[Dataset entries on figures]
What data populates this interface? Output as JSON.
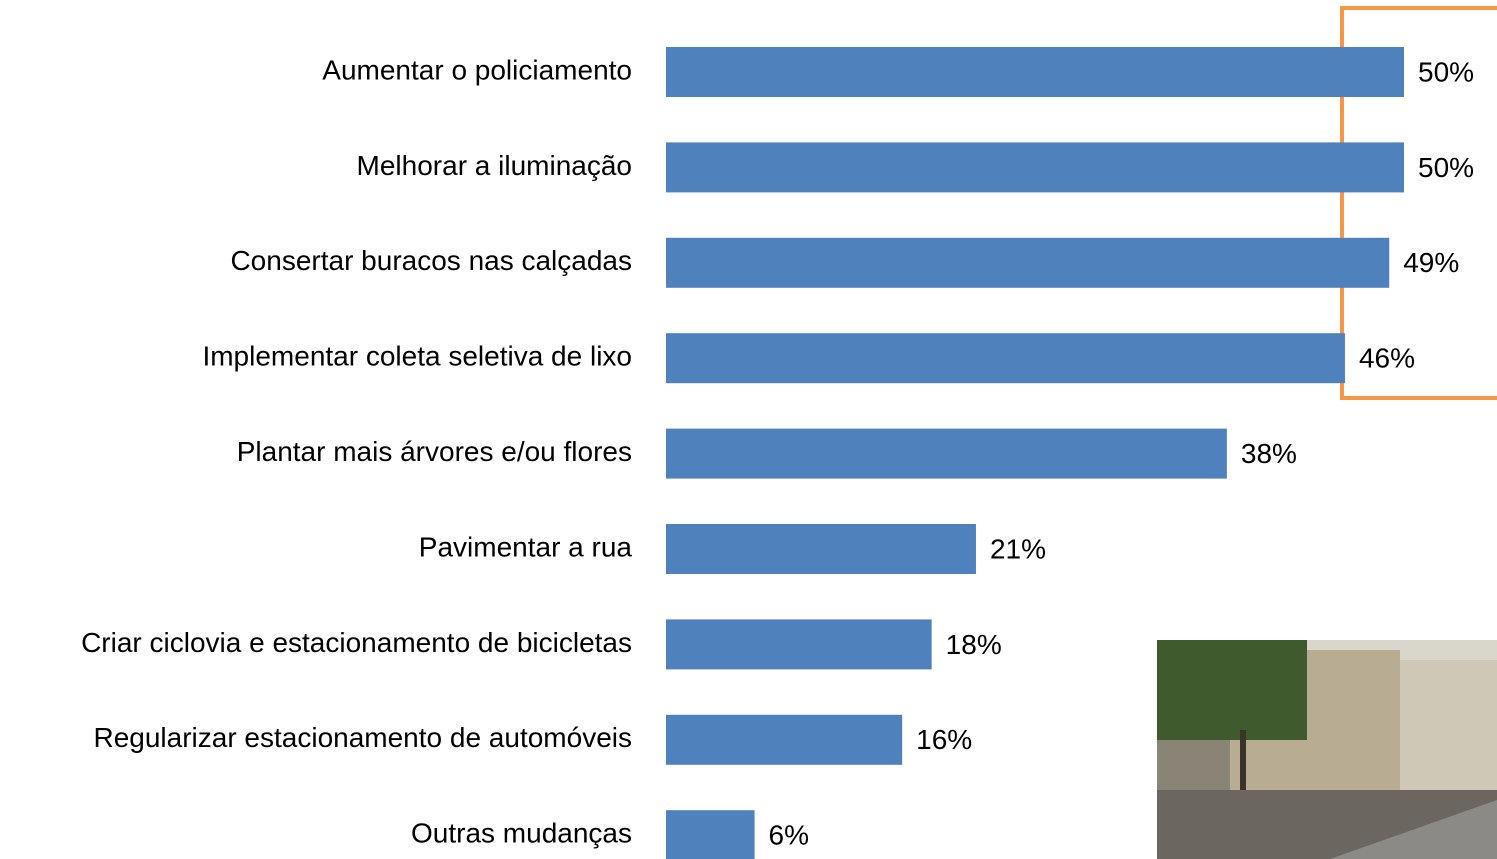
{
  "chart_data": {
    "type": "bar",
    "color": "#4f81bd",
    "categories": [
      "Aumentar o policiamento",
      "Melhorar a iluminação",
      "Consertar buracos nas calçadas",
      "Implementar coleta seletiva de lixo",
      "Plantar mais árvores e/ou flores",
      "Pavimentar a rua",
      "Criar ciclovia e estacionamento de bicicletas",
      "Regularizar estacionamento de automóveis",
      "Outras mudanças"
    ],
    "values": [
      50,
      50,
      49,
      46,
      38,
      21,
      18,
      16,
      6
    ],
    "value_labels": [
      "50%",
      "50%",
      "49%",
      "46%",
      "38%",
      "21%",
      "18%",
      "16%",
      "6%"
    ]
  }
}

* **Your objective**
Look through the data and gather every line with the string "estacionamento" in it.

* **Exercise answer**
      "Criar ciclovia e estacionamento de bicicletas",
      "Regularizar estacionamento de automóveis",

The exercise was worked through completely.